* _WHAT TO DO_:
Scan the entries below for the word "review". Copy each line that has it.

============================================================

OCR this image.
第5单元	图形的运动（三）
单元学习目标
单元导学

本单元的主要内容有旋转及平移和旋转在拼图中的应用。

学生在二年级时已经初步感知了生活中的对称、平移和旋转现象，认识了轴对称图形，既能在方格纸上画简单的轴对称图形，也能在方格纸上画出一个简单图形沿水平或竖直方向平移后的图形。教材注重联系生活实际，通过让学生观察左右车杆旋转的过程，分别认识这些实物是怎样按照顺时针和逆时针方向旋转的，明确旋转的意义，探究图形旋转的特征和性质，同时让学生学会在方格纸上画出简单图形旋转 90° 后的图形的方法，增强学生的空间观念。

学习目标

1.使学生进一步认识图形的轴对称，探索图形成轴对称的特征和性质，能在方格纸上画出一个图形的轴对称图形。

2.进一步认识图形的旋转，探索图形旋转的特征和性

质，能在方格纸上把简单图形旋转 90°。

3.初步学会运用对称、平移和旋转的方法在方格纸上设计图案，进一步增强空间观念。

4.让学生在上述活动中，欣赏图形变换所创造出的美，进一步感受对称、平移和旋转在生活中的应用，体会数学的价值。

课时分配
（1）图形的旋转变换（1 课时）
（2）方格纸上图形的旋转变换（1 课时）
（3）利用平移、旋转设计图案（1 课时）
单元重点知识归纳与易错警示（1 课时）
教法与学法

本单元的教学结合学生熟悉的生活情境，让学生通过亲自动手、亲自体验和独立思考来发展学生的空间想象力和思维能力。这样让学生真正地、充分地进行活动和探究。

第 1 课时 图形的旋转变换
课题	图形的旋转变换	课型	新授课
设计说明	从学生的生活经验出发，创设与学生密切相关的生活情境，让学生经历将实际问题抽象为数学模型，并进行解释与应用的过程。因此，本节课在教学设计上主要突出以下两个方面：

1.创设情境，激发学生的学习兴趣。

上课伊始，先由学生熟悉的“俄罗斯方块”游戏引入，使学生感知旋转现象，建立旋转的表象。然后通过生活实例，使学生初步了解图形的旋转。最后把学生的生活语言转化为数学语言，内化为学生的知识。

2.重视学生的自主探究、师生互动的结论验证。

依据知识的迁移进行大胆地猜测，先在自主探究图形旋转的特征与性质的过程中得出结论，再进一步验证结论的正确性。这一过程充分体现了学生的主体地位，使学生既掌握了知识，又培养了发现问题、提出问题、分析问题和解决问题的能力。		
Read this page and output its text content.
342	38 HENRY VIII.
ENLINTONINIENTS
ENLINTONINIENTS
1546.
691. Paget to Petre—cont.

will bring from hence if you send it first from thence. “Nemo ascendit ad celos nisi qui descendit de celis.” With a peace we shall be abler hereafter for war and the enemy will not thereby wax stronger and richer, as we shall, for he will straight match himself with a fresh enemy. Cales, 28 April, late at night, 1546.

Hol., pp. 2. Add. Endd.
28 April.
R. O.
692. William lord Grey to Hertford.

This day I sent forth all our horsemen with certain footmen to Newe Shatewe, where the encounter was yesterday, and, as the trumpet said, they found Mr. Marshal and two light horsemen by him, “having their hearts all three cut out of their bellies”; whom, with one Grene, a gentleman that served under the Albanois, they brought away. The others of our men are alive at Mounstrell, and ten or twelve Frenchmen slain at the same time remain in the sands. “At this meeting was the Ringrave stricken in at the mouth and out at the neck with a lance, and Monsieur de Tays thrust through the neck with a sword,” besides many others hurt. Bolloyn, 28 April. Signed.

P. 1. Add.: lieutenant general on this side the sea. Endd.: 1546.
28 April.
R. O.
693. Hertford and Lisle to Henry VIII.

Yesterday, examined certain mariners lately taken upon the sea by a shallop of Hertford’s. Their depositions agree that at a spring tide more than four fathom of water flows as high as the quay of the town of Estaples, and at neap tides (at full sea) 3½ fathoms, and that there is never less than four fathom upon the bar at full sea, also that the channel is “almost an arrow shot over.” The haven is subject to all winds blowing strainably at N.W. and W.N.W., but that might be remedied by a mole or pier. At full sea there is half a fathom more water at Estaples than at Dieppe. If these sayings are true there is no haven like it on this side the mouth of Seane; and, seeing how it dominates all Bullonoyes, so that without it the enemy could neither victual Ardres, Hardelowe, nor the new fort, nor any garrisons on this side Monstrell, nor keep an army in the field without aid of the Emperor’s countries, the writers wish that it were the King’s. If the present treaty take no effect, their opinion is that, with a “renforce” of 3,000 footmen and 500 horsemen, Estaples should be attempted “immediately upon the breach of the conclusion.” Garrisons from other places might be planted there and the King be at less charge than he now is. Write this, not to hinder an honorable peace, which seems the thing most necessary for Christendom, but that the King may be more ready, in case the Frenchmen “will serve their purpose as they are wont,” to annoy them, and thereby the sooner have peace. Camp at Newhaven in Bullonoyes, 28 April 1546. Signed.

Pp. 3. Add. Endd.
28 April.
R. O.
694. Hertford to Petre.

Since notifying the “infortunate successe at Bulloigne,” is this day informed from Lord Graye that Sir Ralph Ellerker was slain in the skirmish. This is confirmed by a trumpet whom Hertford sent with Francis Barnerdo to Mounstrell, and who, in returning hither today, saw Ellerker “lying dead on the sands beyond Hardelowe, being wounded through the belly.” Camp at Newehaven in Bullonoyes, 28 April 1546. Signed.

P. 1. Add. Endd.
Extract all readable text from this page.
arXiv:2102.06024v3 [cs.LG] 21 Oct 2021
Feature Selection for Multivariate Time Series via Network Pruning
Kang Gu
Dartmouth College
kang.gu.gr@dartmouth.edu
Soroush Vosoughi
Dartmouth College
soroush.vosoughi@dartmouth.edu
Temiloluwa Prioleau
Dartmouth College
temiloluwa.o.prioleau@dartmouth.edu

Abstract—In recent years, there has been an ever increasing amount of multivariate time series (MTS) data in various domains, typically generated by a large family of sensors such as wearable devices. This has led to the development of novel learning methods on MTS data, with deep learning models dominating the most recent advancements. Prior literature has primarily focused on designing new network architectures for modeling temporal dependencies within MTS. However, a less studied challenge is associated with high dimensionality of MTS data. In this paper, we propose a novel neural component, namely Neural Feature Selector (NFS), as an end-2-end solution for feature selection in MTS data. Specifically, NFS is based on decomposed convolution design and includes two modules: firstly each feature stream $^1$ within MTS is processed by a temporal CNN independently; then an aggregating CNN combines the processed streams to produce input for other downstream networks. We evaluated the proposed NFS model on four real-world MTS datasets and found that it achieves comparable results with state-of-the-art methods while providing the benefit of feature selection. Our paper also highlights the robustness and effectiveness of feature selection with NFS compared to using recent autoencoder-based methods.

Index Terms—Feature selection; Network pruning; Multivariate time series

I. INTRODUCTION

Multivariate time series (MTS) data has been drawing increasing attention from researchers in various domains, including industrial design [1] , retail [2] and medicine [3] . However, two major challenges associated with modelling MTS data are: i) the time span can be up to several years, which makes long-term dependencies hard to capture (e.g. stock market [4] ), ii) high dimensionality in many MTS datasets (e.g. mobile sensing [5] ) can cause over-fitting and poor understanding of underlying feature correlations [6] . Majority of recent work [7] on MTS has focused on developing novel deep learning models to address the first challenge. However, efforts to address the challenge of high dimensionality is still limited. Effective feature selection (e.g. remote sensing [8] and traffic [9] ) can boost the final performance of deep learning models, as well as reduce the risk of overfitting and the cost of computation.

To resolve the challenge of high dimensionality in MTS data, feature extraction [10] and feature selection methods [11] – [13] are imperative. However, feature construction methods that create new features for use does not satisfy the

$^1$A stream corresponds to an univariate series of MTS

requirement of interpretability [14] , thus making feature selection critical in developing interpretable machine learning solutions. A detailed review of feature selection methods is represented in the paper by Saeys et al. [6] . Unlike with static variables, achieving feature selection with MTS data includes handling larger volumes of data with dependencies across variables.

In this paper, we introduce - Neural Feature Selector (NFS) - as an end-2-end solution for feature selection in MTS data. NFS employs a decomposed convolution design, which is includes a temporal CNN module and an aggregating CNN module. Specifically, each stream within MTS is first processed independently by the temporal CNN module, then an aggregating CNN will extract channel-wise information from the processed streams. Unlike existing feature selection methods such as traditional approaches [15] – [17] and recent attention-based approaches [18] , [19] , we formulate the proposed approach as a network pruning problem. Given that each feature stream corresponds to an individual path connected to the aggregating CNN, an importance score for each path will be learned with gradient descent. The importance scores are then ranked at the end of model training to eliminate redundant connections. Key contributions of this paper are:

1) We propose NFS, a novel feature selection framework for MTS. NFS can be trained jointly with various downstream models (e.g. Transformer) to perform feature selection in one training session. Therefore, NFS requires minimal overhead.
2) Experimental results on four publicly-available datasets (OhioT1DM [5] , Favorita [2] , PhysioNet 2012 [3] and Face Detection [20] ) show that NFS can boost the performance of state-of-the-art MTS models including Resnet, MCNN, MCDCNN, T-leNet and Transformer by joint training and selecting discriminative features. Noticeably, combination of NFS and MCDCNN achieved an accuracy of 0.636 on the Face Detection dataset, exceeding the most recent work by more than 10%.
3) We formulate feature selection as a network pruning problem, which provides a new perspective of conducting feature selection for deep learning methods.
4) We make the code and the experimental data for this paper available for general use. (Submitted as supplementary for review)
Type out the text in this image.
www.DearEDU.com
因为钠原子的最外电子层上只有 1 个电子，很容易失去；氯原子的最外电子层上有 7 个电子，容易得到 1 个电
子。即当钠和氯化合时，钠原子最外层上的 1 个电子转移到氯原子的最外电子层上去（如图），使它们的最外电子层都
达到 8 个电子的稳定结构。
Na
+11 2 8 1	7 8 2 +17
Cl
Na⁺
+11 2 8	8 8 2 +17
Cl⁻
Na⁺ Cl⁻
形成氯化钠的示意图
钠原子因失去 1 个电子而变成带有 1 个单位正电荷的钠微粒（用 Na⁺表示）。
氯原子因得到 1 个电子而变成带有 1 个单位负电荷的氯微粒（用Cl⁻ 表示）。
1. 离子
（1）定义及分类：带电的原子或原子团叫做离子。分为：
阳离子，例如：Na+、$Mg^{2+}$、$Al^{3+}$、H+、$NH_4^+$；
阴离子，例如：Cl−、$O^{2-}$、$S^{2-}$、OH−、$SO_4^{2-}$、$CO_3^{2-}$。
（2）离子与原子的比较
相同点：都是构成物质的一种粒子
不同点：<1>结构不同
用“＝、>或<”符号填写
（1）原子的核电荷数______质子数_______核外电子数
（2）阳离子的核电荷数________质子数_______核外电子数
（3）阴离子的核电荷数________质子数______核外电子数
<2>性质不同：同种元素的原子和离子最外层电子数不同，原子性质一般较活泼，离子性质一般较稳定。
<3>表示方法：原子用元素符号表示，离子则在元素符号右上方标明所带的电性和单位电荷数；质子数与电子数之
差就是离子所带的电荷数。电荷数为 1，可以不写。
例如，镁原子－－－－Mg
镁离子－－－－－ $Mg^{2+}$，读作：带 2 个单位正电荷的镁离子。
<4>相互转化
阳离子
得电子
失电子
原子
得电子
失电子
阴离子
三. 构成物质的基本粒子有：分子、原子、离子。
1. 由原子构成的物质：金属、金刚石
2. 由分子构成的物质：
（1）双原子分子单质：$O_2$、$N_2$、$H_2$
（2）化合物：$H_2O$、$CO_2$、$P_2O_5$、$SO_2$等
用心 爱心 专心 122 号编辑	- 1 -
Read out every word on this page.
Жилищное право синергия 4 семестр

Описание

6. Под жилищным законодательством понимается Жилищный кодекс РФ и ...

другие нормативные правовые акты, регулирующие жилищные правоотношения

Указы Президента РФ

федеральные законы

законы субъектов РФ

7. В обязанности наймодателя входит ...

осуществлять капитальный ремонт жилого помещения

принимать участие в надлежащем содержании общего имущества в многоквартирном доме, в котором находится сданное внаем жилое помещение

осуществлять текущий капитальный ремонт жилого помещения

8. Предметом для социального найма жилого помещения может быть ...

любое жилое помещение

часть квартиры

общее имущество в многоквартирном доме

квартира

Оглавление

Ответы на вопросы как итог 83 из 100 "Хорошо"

============================================================

* _COMPLETED EXERCISE_:
requirement of interpretability [14] , thus making feature selection critical in developing interpretable machine learning solutions. A detailed review of feature selection methods is represented in the paper by Saeys et al. [6] . Unlike with static variables, achieving feature selection with MTS data includes handling larger volumes of data with dependencies across variables.
4) We make the code and the experimental data for this paper available for general use. (Submitted as supplementary for review)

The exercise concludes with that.